====== THE RECORDS ======
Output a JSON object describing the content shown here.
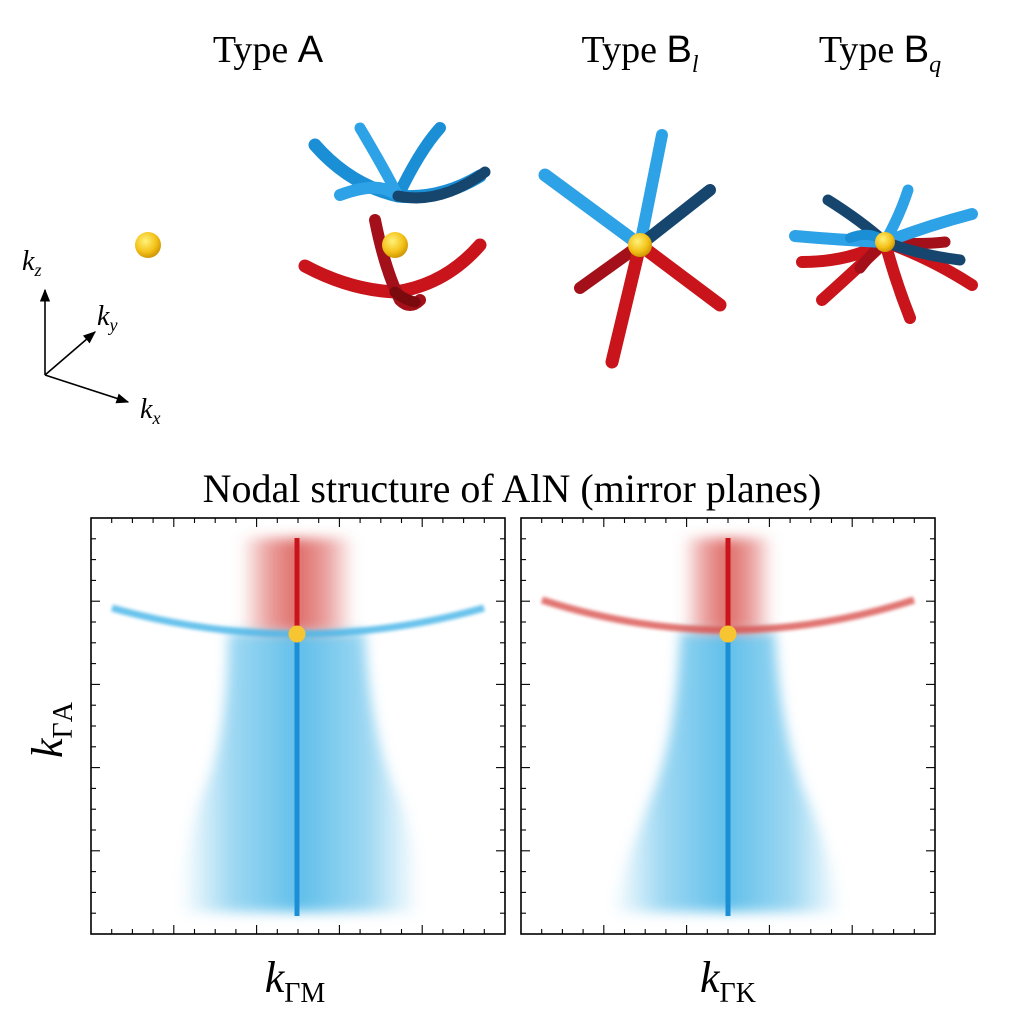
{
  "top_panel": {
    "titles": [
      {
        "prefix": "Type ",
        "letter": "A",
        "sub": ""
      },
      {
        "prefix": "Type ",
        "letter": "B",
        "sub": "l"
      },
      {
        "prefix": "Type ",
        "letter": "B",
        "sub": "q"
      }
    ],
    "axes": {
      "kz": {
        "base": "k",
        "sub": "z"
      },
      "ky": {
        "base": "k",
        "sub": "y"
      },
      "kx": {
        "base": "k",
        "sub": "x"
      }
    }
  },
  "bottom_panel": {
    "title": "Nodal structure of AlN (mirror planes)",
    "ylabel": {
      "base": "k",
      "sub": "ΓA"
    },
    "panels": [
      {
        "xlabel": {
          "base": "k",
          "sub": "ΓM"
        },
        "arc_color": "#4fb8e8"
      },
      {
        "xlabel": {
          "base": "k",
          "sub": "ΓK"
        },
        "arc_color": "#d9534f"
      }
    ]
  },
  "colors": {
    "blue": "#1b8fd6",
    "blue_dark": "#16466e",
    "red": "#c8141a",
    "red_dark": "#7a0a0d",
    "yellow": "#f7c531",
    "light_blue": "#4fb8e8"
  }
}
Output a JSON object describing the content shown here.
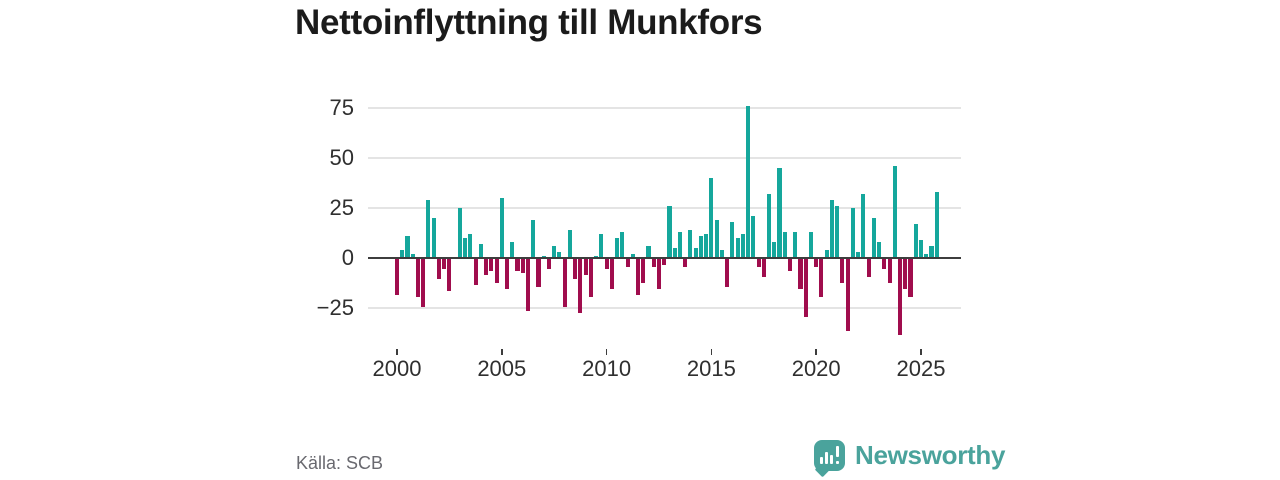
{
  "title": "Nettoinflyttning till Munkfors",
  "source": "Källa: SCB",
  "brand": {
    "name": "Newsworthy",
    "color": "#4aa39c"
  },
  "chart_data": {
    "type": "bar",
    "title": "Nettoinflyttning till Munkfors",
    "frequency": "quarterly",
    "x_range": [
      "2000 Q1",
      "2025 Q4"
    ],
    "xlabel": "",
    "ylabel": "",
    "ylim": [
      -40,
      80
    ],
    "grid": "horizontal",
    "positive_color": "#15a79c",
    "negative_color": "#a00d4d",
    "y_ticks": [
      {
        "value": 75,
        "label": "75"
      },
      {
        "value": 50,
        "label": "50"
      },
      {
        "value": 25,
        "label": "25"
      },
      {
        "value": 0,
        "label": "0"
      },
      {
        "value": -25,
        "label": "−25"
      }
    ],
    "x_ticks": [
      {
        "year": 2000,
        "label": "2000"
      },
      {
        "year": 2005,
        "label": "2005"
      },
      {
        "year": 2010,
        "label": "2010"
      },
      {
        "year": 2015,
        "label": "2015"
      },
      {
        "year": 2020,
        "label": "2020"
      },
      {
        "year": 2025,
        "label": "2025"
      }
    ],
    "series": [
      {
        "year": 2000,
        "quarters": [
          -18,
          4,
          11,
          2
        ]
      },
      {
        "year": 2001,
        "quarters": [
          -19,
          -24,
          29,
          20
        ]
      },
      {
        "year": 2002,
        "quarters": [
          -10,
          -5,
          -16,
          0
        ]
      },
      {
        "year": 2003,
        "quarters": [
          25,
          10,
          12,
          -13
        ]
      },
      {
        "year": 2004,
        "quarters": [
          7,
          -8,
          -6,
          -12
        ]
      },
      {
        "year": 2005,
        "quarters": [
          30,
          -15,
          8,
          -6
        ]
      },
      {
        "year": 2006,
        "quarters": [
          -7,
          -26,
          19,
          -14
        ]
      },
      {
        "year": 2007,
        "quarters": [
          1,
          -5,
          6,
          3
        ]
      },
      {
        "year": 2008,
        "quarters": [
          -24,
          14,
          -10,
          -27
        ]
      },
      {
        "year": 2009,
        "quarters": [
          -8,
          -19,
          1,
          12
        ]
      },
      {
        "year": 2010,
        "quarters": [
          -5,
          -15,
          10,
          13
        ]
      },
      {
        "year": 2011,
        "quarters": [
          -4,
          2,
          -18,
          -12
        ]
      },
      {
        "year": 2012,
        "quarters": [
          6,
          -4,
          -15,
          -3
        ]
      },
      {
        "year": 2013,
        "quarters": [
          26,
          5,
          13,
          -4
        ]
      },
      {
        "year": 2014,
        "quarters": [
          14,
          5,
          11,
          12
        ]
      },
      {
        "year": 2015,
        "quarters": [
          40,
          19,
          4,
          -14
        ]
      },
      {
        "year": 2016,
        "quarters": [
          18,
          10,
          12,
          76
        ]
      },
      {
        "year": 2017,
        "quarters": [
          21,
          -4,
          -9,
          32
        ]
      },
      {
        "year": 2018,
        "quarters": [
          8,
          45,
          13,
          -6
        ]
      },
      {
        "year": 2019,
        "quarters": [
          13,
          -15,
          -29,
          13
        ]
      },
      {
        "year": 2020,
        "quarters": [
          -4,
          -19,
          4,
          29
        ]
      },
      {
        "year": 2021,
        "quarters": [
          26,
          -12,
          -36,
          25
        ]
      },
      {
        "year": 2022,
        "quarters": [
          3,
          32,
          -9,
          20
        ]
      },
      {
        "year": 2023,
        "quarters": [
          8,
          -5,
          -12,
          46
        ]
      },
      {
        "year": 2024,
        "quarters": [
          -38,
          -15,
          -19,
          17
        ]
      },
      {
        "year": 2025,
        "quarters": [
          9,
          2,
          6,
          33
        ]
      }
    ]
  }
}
======
**TASK DETAILS**
Extract, from the listing above, every line where the string "Munkfors" occurs.

**RESULT OF THIS TASK**
  "title": "Nettoinflyttning till Munkfors",
    "title": "Nettoinflyttning till Munkfors",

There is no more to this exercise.